START ITEMS
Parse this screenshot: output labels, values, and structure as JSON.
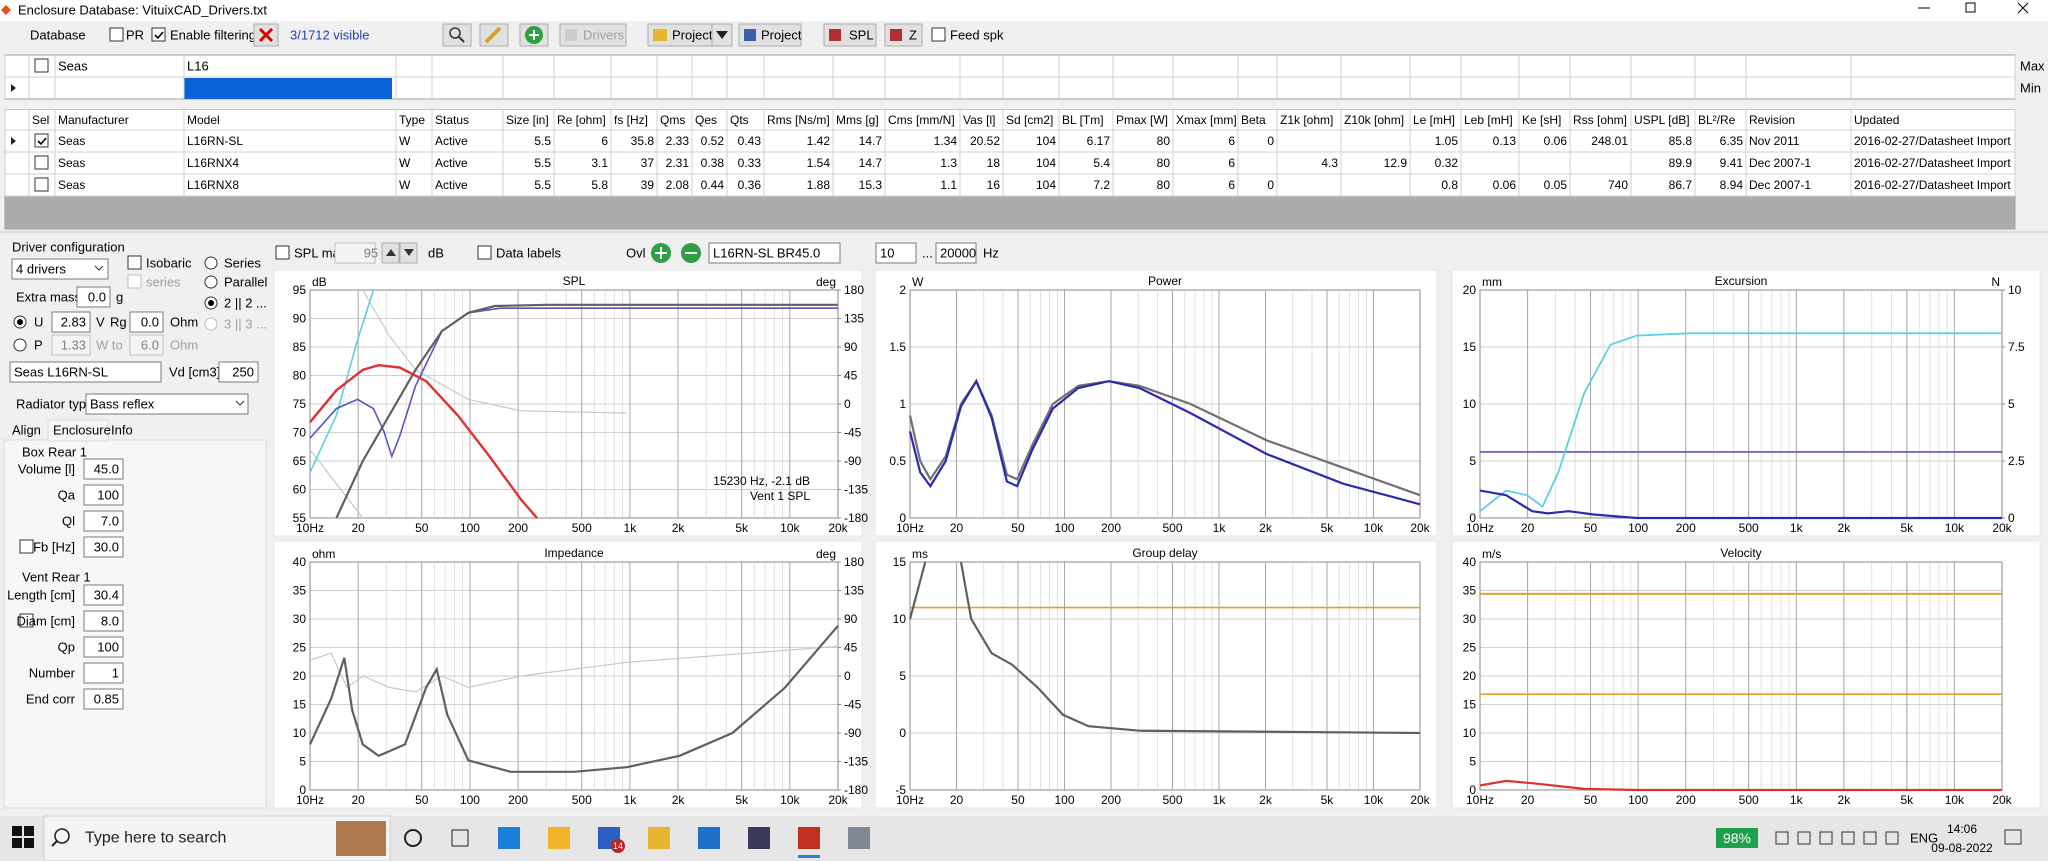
{
  "window": {
    "title": "Enclosure  Database: VituixCAD_Drivers.txt"
  },
  "toolbar": {
    "database": "Database",
    "pr": "PR",
    "enable_filtering": "Enable filtering",
    "visible": "3/1712 visible",
    "drivers": "Drivers",
    "project1": "Project",
    "project2": "Project",
    "spl": "SPL",
    "z": "Z",
    "feed_spk": "Feed spk"
  },
  "filter": {
    "manufacturer": "Seas",
    "model": "L16",
    "max": "Max",
    "min": "Min"
  },
  "table": {
    "columns": [
      "Sel",
      "Manufacturer",
      "Model",
      "Type",
      "Status",
      "Size [in]",
      "Re [ohm]",
      "fs [Hz]",
      "Qms",
      "Qes",
      "Qts",
      "Rms [Ns/m]",
      "Mms [g]",
      "Cms [mm/N]",
      "Vas [l]",
      "Sd [cm2]",
      "BL [Tm]",
      "Pmax [W]",
      "Xmax [mm]",
      "Beta",
      "Z1k [ohm]",
      "Z10k [ohm]",
      "Le [mH]",
      "Leb [mH]",
      "Ke [sH]",
      "Rss [ohm]",
      "USPL [dB]",
      "BL²/Re",
      "Revision",
      "Updated"
    ],
    "selected": [
      true,
      false,
      false
    ],
    "rows": [
      [
        "Seas",
        "L16RN-SL",
        "W",
        "Active",
        5.5,
        6,
        35.8,
        2.33,
        0.52,
        0.43,
        1.42,
        14.7,
        1.34,
        20.52,
        104,
        6.17,
        80,
        6,
        0,
        null,
        null,
        1.05,
        0.13,
        0.06,
        248.01,
        85.8,
        6.35,
        "Nov 2011",
        "2016-02-27/Datasheet Import"
      ],
      [
        "Seas",
        "L16RNX4",
        "W",
        "Active",
        5.5,
        3.1,
        37,
        2.31,
        0.38,
        0.33,
        1.54,
        14.7,
        1.3,
        18,
        104,
        5.4,
        80,
        6,
        null,
        4.3,
        12.9,
        0.32,
        null,
        null,
        null,
        89.9,
        9.41,
        "Dec 2007-1",
        "2016-02-27/Datasheet Import"
      ],
      [
        "Seas",
        "L16RNX8",
        "W",
        "Active",
        5.5,
        5.8,
        39,
        2.08,
        0.44,
        0.36,
        1.88,
        15.3,
        1.1,
        16,
        104,
        7.2,
        80,
        6,
        0,
        null,
        null,
        0.8,
        0.06,
        0.05,
        740,
        86.7,
        8.94,
        "Dec 2007-1",
        "2016-02-27/Datasheet Import"
      ]
    ]
  },
  "config": {
    "title": "Driver configuration",
    "drivers": "4 drivers",
    "isobaric": "Isobaric",
    "series": "Series",
    "series_sub": "series",
    "parallel": "Parallel",
    "extra_mass": "Extra mass",
    "extra_mass_value": "0.0",
    "g": "g",
    "p22": "2 || 2 ...",
    "u": "U",
    "u_value": "2.83",
    "v": "V",
    "rg": "Rg",
    "rg_value": "0.0",
    "ohm1": "Ohm",
    "p33": "3 || 3 ...",
    "p": "P",
    "p_value": "1.33",
    "w_to": "W to",
    "w_to_value": "6.0",
    "ohm2": "Ohm",
    "driver": "Seas L16RN-SL",
    "vd": "Vd [cm3]",
    "vd_value": 250,
    "radiator_type": "Radiator type",
    "radiator": "Bass reflex",
    "tabs": [
      "Align",
      "Enclosure",
      "Info"
    ],
    "box_title": "Box Rear 1",
    "box_fields": [
      [
        "Volume [l]",
        "45.0"
      ],
      [
        "Qa",
        100
      ],
      [
        "Ql",
        "7.0"
      ],
      [
        "Fb [Hz]",
        "30.0"
      ]
    ],
    "vent_title": "Vent Rear 1",
    "vent_fields": [
      [
        "Length [cm]",
        "30.4"
      ],
      [
        "Diam [cm]",
        "8.0"
      ],
      [
        "Qp",
        100
      ],
      [
        "Number",
        1
      ],
      [
        "End corr",
        0.85
      ]
    ]
  },
  "graph_bar": {
    "spl_max": "SPL max",
    "spl_max_value": 95,
    "db": "dB",
    "data_labels": "Data labels",
    "ovl": "Ovl",
    "overlay": "L16RN-SL BR45.0",
    "f_from": 10,
    "dots": "...",
    "f_to": 20000,
    "hz": "Hz"
  },
  "graph_area": {
    "freq_ticks": [
      {
        "value": 10,
        "label": "10Hz"
      },
      20,
      50,
      100,
      200,
      500,
      {
        "value": 1000,
        "label": "1k"
      },
      {
        "value": 2000,
        "label": "2k"
      },
      {
        "value": 5000,
        "label": "5k"
      },
      {
        "value": 10000,
        "label": "10k"
      },
      {
        "value": 20000,
        "label": "20k"
      }
    ]
  },
  "graphs": [
    {
      "title": "SPL",
      "unit_left": "dB",
      "unit_right": "deg",
      "ylim": [
        55,
        95
      ],
      "yticks": [
        95,
        90,
        85,
        80,
        75,
        70,
        65,
        60,
        55
      ],
      "y2lim": [
        -180,
        180
      ],
      "y2ticks": [
        180,
        135,
        90,
        45,
        0,
        -45,
        -90,
        -135,
        -180
      ],
      "annotation": [
        "15230 Hz, -2.1 dB",
        "Vent 1 SPL"
      ]
    },
    {
      "title": "Power",
      "unit_left": "W",
      "ylim": [
        0,
        2
      ],
      "yticks": [
        2,
        1.5,
        1,
        0.5,
        0
      ]
    },
    {
      "title": "Excursion",
      "unit_left": "mm",
      "unit_right": "N",
      "ylim": [
        0,
        20
      ],
      "yticks": [
        20,
        15,
        10,
        5,
        0
      ],
      "y2lim": [
        0,
        10
      ],
      "y2ticks": [
        10,
        7.5,
        5,
        2.5,
        0
      ]
    },
    {
      "title": "Impedance",
      "unit_left": "ohm",
      "unit_right": "deg",
      "ylim": [
        0,
        40
      ],
      "yticks": [
        40,
        35,
        30,
        25,
        20,
        15,
        10,
        5,
        0
      ],
      "y2lim": [
        -180,
        180
      ],
      "y2ticks": [
        180,
        135,
        90,
        45,
        0,
        -45,
        -90,
        -135,
        -180
      ]
    },
    {
      "title": "Group delay",
      "unit_left": "ms",
      "ylim": [
        -5,
        15
      ],
      "yticks": [
        15,
        10,
        5,
        0,
        -5
      ]
    },
    {
      "title": "Velocity",
      "unit_left": "m/s",
      "ylim": [
        0,
        40
      ],
      "yticks": [
        40,
        35,
        30,
        25,
        20,
        15,
        10,
        5,
        0
      ]
    }
  ],
  "taskbar": {
    "search": "Type here to search",
    "mail_badge": "14",
    "battery": "98%",
    "language": "ENG",
    "time": "14:06",
    "date": "09-08-2022"
  }
}
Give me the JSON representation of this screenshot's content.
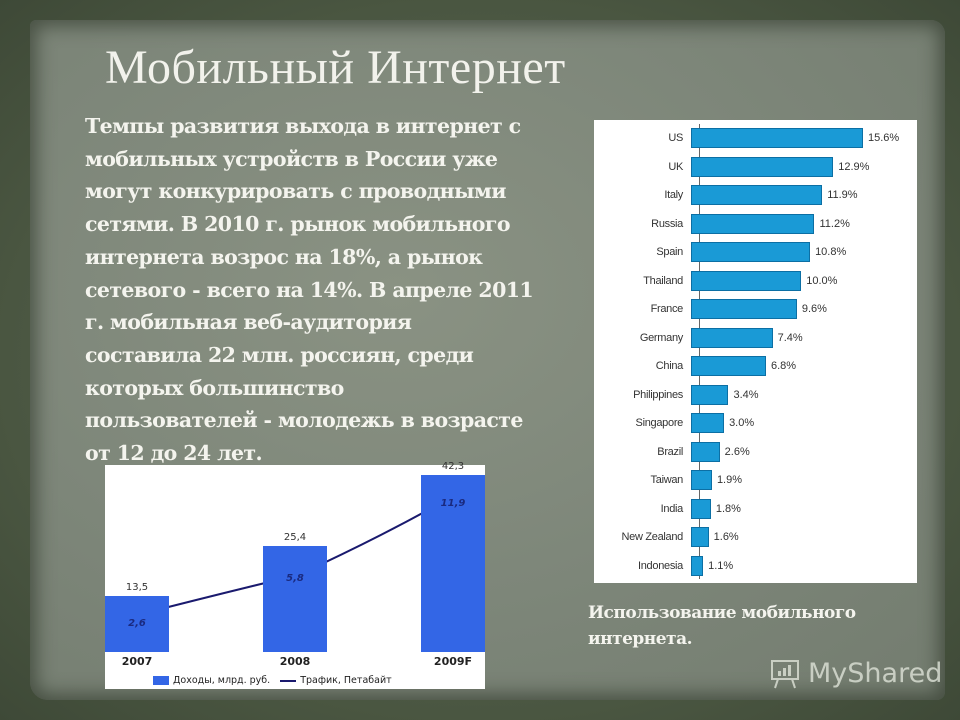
{
  "slide": {
    "title": "Мобильный Интернет",
    "body_lines": [
      "Темпы развития выхода в интернет с",
      "мобильных устройств в России уже",
      "могут конкурировать с проводными",
      "сетями. В 2010 г. рынок мобильного",
      "интернета возрос на 18%, а рынок",
      "сетевого - всего на 14%. В апреле 2011",
      "г. мобильная веб-аудитория",
      "составила 22 млн. россиян, среди",
      "которых большинство",
      "пользователей - молодежь в возрасте",
      "от 12 до 24 лет."
    ],
    "caption_lines": [
      "Использование мобильного",
      "интернета."
    ],
    "watermark": "MyShared",
    "colors": {
      "revenue_bar": "#3366e6",
      "traffic_line": "#1a1a6e",
      "country_bar": "#1a9ad6"
    }
  },
  "chart_data": [
    {
      "type": "bar",
      "title": "",
      "categories": [
        "2007",
        "2008",
        "2009F"
      ],
      "series": [
        {
          "name": "Доходы, млрд. руб.",
          "type": "bar",
          "values": [
            13.5,
            25.4,
            42.3
          ],
          "labels": [
            "13,5",
            "25,4",
            "42,3"
          ]
        },
        {
          "name": "Трафик, Петабайт",
          "type": "line",
          "values": [
            2.6,
            5.8,
            11.9
          ],
          "labels": [
            "2,6",
            "5,8",
            "11,9"
          ]
        }
      ],
      "legend": [
        "Доходы, млрд. руб.",
        "Трафик, Петабайт"
      ],
      "legend_position": "bottom",
      "grid": false
    },
    {
      "type": "bar",
      "orientation": "horizontal",
      "title": "Использование мобильного интернета.",
      "categories": [
        "US",
        "UK",
        "Italy",
        "Russia",
        "Spain",
        "Thailand",
        "France",
        "Germany",
        "China",
        "Philippines",
        "Singapore",
        "Brazil",
        "Taiwan",
        "India",
        "New Zealand",
        "Indonesia"
      ],
      "values": [
        15.6,
        12.9,
        11.9,
        11.2,
        10.8,
        10.0,
        9.6,
        7.4,
        6.8,
        3.4,
        3.0,
        2.6,
        1.9,
        1.8,
        1.6,
        1.1
      ],
      "labels": [
        "15.6%",
        "12.9%",
        "11.9%",
        "11.2%",
        "10.8%",
        "10.0%",
        "9.6%",
        "7.4%",
        "6.8%",
        "3.4%",
        "3.0%",
        "2.6%",
        "1.9%",
        "1.8%",
        "1.6%",
        "1.1%"
      ],
      "unit": "%",
      "grid": false
    }
  ]
}
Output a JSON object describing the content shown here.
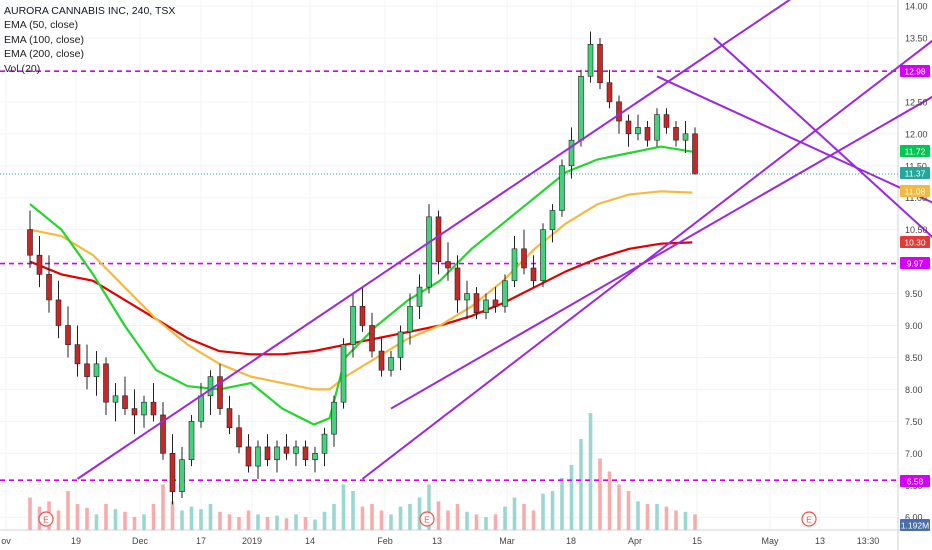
END ITEMS
-- EXERCISE GOAL --
Scan the material above. Copy each line where "мобильного" occurs.

-- ANSWER TO THIS PROBLEM --
      "сетями. В 2010 г. рынок мобильного",
      "Использование мобильного",
      "title": "Использование мобильного интернета.",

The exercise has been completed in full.